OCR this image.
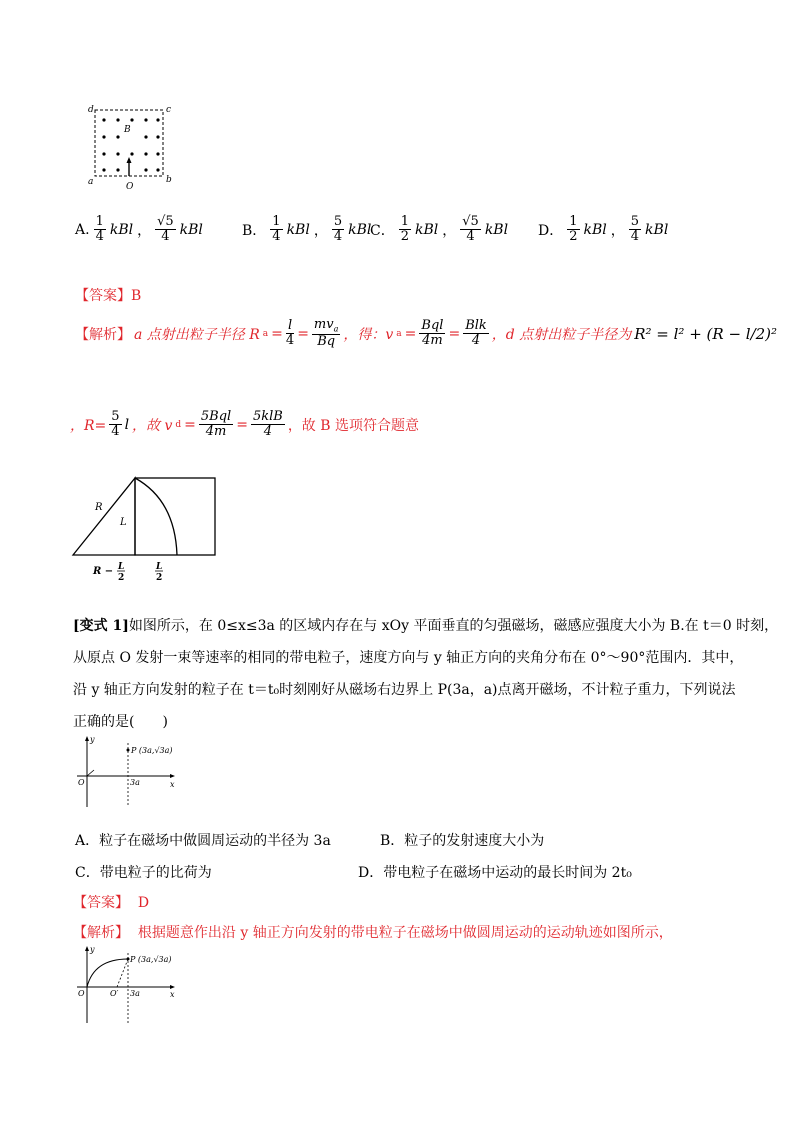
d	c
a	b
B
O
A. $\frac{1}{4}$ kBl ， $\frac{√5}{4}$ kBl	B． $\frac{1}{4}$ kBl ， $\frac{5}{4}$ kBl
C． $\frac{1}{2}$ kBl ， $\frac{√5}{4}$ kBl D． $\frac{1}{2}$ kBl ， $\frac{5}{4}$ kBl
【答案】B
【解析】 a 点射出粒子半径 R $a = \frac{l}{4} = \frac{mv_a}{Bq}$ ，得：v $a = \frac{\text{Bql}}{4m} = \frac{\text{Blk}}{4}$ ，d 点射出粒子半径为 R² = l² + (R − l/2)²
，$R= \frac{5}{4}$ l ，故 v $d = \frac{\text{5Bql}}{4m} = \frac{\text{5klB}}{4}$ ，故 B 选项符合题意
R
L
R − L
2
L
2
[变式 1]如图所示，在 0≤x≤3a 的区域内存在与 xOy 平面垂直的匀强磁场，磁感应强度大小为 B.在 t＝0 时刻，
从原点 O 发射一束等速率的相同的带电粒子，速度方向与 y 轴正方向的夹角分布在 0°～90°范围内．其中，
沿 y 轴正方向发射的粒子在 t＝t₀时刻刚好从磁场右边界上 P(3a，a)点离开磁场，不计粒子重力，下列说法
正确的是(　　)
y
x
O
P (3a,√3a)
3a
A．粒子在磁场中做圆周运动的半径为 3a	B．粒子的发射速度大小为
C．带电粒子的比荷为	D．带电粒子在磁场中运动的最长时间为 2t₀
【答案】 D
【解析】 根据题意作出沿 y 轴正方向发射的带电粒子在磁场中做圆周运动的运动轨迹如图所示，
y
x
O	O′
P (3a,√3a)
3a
========================
Without including any pictures, please restate all the records exactly.

OCR this image.
d	c
a	b
B
O
A. $\frac{1}{4}$ kBl ， $\frac{√5}{4}$ kBl	B． $\frac{1}{4}$ kBl ， $\frac{5}{4}$ kBl
C． $\frac{1}{2}$ kBl ， $\frac{√5}{4}$ kBl D． $\frac{1}{2}$ kBl ， $\frac{5}{4}$ kBl
【答案】B
【解析】 a 点射出粒子半径 R $a = \frac{l}{4} = \frac{mv_a}{Bq}$ ，得：v $a = \frac{\text{Bql}}{4m} = \frac{\text{Blk}}{4}$ ，d 点射出粒子半径为 R² = l² + (R − l/2)²
，$R= \frac{5}{4}$ l ，故 v $d = \frac{\text{5Bql}}{4m} = \frac{\text{5klB}}{4}$ ，故 B 选项符合题意
R
L
R − L
2
L
2
[变式 1]如图所示，在 0≤x≤3a 的区域内存在与 xOy 平面垂直的匀强磁场，磁感应强度大小为 B.在 t＝0 时刻，
从原点 O 发射一束等速率的相同的带电粒子，速度方向与 y 轴正方向的夹角分布在 0°～90°范围内．其中，
沿 y 轴正方向发射的粒子在 t＝t₀时刻刚好从磁场右边界上 P(3a，a)点离开磁场，不计粒子重力，下列说法
正确的是(　　)
y
x
O
P (3a,√3a)
3a
A．粒子在磁场中做圆周运动的半径为 3a	B．粒子的发射速度大小为
C．带电粒子的比荷为	D．带电粒子在磁场中运动的最长时间为 2t₀
【答案】 D
【解析】 根据题意作出沿 y 轴正方向发射的带电粒子在磁场中做圆周运动的运动轨迹如图所示，
y
x
O	O′
P (3a,√3a)
3a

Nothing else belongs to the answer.